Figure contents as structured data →

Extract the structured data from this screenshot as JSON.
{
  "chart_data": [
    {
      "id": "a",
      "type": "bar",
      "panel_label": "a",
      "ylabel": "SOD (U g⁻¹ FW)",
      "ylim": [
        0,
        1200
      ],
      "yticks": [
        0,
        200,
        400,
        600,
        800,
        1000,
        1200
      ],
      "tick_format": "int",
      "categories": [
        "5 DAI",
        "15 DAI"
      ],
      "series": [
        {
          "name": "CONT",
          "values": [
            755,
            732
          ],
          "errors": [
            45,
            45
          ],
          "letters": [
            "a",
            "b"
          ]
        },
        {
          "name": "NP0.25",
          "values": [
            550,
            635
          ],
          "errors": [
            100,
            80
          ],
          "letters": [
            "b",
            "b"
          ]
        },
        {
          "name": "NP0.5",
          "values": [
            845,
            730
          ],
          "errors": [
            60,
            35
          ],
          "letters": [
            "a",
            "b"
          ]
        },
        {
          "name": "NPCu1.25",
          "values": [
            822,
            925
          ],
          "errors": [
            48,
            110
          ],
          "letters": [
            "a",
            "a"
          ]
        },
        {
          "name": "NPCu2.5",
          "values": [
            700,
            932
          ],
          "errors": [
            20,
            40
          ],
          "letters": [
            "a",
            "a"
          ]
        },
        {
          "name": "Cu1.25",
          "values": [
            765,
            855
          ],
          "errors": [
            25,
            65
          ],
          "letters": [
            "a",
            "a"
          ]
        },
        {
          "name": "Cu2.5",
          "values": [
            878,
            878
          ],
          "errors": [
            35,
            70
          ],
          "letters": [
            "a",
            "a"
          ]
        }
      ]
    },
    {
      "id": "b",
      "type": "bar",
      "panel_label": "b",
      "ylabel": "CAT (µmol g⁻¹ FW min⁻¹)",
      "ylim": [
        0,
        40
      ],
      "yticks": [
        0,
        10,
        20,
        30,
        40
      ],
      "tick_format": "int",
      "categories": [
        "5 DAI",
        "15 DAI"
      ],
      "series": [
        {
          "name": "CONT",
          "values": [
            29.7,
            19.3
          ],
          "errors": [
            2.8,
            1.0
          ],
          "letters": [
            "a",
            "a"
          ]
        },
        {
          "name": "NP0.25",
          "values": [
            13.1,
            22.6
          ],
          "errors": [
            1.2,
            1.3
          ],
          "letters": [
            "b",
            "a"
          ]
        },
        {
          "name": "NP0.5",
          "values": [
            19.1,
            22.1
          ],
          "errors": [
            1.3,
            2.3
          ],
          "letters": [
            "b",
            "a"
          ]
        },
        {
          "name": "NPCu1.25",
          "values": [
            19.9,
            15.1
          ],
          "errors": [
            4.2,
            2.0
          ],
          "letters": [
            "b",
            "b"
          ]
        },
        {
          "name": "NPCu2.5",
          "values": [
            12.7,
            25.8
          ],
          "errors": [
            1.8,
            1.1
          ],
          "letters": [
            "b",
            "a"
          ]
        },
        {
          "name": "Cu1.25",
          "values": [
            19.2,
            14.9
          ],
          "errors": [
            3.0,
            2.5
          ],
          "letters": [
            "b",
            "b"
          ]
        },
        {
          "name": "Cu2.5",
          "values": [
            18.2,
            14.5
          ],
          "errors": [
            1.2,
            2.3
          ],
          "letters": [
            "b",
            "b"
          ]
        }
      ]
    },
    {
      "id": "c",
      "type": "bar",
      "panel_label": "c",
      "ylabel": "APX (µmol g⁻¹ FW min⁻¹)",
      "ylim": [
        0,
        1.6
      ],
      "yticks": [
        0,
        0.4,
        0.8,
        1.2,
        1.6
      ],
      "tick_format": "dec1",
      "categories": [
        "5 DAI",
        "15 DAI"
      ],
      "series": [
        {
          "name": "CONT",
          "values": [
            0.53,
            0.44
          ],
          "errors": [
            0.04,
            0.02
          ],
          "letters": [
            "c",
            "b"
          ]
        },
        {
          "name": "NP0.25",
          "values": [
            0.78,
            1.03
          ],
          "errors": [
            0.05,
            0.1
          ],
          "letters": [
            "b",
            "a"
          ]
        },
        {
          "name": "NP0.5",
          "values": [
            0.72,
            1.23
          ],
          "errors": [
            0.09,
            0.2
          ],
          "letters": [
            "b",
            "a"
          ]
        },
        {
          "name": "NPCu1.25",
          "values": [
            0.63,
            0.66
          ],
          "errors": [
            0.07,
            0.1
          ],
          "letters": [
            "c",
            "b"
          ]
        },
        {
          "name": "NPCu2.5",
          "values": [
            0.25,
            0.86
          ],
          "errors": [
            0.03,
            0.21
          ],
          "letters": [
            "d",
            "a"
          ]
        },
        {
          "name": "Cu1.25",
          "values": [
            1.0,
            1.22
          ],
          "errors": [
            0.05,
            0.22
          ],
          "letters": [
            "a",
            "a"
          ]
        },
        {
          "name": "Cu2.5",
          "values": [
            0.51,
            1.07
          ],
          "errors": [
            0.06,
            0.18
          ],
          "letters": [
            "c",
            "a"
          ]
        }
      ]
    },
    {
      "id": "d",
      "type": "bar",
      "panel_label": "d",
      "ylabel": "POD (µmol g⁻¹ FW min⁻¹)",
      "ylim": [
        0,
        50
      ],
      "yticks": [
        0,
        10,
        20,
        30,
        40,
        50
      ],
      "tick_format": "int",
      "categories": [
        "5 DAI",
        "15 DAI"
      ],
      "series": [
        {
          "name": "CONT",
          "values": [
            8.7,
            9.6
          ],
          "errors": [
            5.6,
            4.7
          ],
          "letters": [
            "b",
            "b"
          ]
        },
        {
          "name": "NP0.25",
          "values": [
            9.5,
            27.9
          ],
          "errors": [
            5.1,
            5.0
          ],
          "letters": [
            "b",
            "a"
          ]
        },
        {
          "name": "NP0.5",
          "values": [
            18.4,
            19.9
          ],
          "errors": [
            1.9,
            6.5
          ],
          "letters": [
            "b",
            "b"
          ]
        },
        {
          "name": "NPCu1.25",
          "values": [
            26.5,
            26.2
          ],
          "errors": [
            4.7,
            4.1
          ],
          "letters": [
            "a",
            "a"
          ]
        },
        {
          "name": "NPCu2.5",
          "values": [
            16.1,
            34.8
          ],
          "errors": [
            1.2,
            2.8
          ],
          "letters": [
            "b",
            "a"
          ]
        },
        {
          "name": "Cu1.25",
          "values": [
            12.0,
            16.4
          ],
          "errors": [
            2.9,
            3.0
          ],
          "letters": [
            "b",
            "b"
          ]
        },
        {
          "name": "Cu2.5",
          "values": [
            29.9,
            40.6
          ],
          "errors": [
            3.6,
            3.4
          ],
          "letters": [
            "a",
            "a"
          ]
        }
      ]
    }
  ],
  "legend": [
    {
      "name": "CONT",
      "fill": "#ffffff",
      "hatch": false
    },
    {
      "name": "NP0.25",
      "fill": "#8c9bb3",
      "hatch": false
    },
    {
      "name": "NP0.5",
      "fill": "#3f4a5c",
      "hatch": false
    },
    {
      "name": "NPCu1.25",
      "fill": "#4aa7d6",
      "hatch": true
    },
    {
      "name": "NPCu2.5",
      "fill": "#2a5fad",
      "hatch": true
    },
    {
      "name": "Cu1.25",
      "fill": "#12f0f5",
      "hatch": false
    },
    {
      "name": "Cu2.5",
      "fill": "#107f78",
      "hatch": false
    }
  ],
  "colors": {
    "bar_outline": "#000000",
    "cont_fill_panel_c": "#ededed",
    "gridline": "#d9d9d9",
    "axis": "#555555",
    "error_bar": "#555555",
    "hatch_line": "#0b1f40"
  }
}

THE REQUEST →
The records above must be repeated exactly, every one of them.

OUTPUT OF THE TASK →
Extract the structured data from this screenshot as JSON.
{
  "chart_data": [
    {
      "id": "a",
      "type": "bar",
      "panel_label": "a",
      "ylabel": "SOD (U g⁻¹ FW)",
      "ylim": [
        0,
        1200
      ],
      "yticks": [
        0,
        200,
        400,
        600,
        800,
        1000,
        1200
      ],
      "tick_format": "int",
      "categories": [
        "5 DAI",
        "15 DAI"
      ],
      "series": [
        {
          "name": "CONT",
          "values": [
            755,
            732
          ],
          "errors": [
            45,
            45
          ],
          "letters": [
            "a",
            "b"
          ]
        },
        {
          "name": "NP0.25",
          "values": [
            550,
            635
          ],
          "errors": [
            100,
            80
          ],
          "letters": [
            "b",
            "b"
          ]
        },
        {
          "name": "NP0.5",
          "values": [
            845,
            730
          ],
          "errors": [
            60,
            35
          ],
          "letters": [
            "a",
            "b"
          ]
        },
        {
          "name": "NPCu1.25",
          "values": [
            822,
            925
          ],
          "errors": [
            48,
            110
          ],
          "letters": [
            "a",
            "a"
          ]
        },
        {
          "name": "NPCu2.5",
          "values": [
            700,
            932
          ],
          "errors": [
            20,
            40
          ],
          "letters": [
            "a",
            "a"
          ]
        },
        {
          "name": "Cu1.25",
          "values": [
            765,
            855
          ],
          "errors": [
            25,
            65
          ],
          "letters": [
            "a",
            "a"
          ]
        },
        {
          "name": "Cu2.5",
          "values": [
            878,
            878
          ],
          "errors": [
            35,
            70
          ],
          "letters": [
            "a",
            "a"
          ]
        }
      ]
    },
    {
      "id": "b",
      "type": "bar",
      "panel_label": "b",
      "ylabel": "CAT (µmol g⁻¹ FW min⁻¹)",
      "ylim": [
        0,
        40
      ],
      "yticks": [
        0,
        10,
        20,
        30,
        40
      ],
      "tick_format": "int",
      "categories": [
        "5 DAI",
        "15 DAI"
      ],
      "series": [
        {
          "name": "CONT",
          "values": [
            29.7,
            19.3
          ],
          "errors": [
            2.8,
            1.0
          ],
          "letters": [
            "a",
            "a"
          ]
        },
        {
          "name": "NP0.25",
          "values": [
            13.1,
            22.6
          ],
          "errors": [
            1.2,
            1.3
          ],
          "letters": [
            "b",
            "a"
          ]
        },
        {
          "name": "NP0.5",
          "values": [
            19.1,
            22.1
          ],
          "errors": [
            1.3,
            2.3
          ],
          "letters": [
            "b",
            "a"
          ]
        },
        {
          "name": "NPCu1.25",
          "values": [
            19.9,
            15.1
          ],
          "errors": [
            4.2,
            2.0
          ],
          "letters": [
            "b",
            "b"
          ]
        },
        {
          "name": "NPCu2.5",
          "values": [
            12.7,
            25.8
          ],
          "errors": [
            1.8,
            1.1
          ],
          "letters": [
            "b",
            "a"
          ]
        },
        {
          "name": "Cu1.25",
          "values": [
            19.2,
            14.9
          ],
          "errors": [
            3.0,
            2.5
          ],
          "letters": [
            "b",
            "b"
          ]
        },
        {
          "name": "Cu2.5",
          "values": [
            18.2,
            14.5
          ],
          "errors": [
            1.2,
            2.3
          ],
          "letters": [
            "b",
            "b"
          ]
        }
      ]
    },
    {
      "id": "c",
      "type": "bar",
      "panel_label": "c",
      "ylabel": "APX (µmol g⁻¹ FW min⁻¹)",
      "ylim": [
        0,
        1.6
      ],
      "yticks": [
        0,
        0.4,
        0.8,
        1.2,
        1.6
      ],
      "tick_format": "dec1",
      "categories": [
        "5 DAI",
        "15 DAI"
      ],
      "series": [
        {
          "name": "CONT",
          "values": [
            0.53,
            0.44
          ],
          "errors": [
            0.04,
            0.02
          ],
          "letters": [
            "c",
            "b"
          ]
        },
        {
          "name": "NP0.25",
          "values": [
            0.78,
            1.03
          ],
          "errors": [
            0.05,
            0.1
          ],
          "letters": [
            "b",
            "a"
          ]
        },
        {
          "name": "NP0.5",
          "values": [
            0.72,
            1.23
          ],
          "errors": [
            0.09,
            0.2
          ],
          "letters": [
            "b",
            "a"
          ]
        },
        {
          "name": "NPCu1.25",
          "values": [
            0.63,
            0.66
          ],
          "errors": [
            0.07,
            0.1
          ],
          "letters": [
            "c",
            "b"
          ]
        },
        {
          "name": "NPCu2.5",
          "values": [
            0.25,
            0.86
          ],
          "errors": [
            0.03,
            0.21
          ],
          "letters": [
            "d",
            "a"
          ]
        },
        {
          "name": "Cu1.25",
          "values": [
            1.0,
            1.22
          ],
          "errors": [
            0.05,
            0.22
          ],
          "letters": [
            "a",
            "a"
          ]
        },
        {
          "name": "Cu2.5",
          "values": [
            0.51,
            1.07
          ],
          "errors": [
            0.06,
            0.18
          ],
          "letters": [
            "c",
            "a"
          ]
        }
      ]
    },
    {
      "id": "d",
      "type": "bar",
      "panel_label": "d",
      "ylabel": "POD (µmol g⁻¹ FW min⁻¹)",
      "ylim": [
        0,
        50
      ],
      "yticks": [
        0,
        10,
        20,
        30,
        40,
        50
      ],
      "tick_format": "int",
      "categories": [
        "5 DAI",
        "15 DAI"
      ],
      "series": [
        {
          "name": "CONT",
          "values": [
            8.7,
            9.6
          ],
          "errors": [
            5.6,
            4.7
          ],
          "letters": [
            "b",
            "b"
          ]
        },
        {
          "name": "NP0.25",
          "values": [
            9.5,
            27.9
          ],
          "errors": [
            5.1,
            5.0
          ],
          "letters": [
            "b",
            "a"
          ]
        },
        {
          "name": "NP0.5",
          "values": [
            18.4,
            19.9
          ],
          "errors": [
            1.9,
            6.5
          ],
          "letters": [
            "b",
            "b"
          ]
        },
        {
          "name": "NPCu1.25",
          "values": [
            26.5,
            26.2
          ],
          "errors": [
            4.7,
            4.1
          ],
          "letters": [
            "a",
            "a"
          ]
        },
        {
          "name": "NPCu2.5",
          "values": [
            16.1,
            34.8
          ],
          "errors": [
            1.2,
            2.8
          ],
          "letters": [
            "b",
            "a"
          ]
        },
        {
          "name": "Cu1.25",
          "values": [
            12.0,
            16.4
          ],
          "errors": [
            2.9,
            3.0
          ],
          "letters": [
            "b",
            "b"
          ]
        },
        {
          "name": "Cu2.5",
          "values": [
            29.9,
            40.6
          ],
          "errors": [
            3.6,
            3.4
          ],
          "letters": [
            "a",
            "a"
          ]
        }
      ]
    }
  ],
  "legend": [
    {
      "name": "CONT",
      "fill": "#ffffff",
      "hatch": false
    },
    {
      "name": "NP0.25",
      "fill": "#8c9bb3",
      "hatch": false
    },
    {
      "name": "NP0.5",
      "fill": "#3f4a5c",
      "hatch": false
    },
    {
      "name": "NPCu1.25",
      "fill": "#4aa7d6",
      "hatch": true
    },
    {
      "name": "NPCu2.5",
      "fill": "#2a5fad",
      "hatch": true
    },
    {
      "name": "Cu1.25",
      "fill": "#12f0f5",
      "hatch": false
    },
    {
      "name": "Cu2.5",
      "fill": "#107f78",
      "hatch": false
    }
  ],
  "colors": {
    "bar_outline": "#000000",
    "cont_fill_panel_c": "#ededed",
    "gridline": "#d9d9d9",
    "axis": "#555555",
    "error_bar": "#555555",
    "hatch_line": "#0b1f40"
  }
}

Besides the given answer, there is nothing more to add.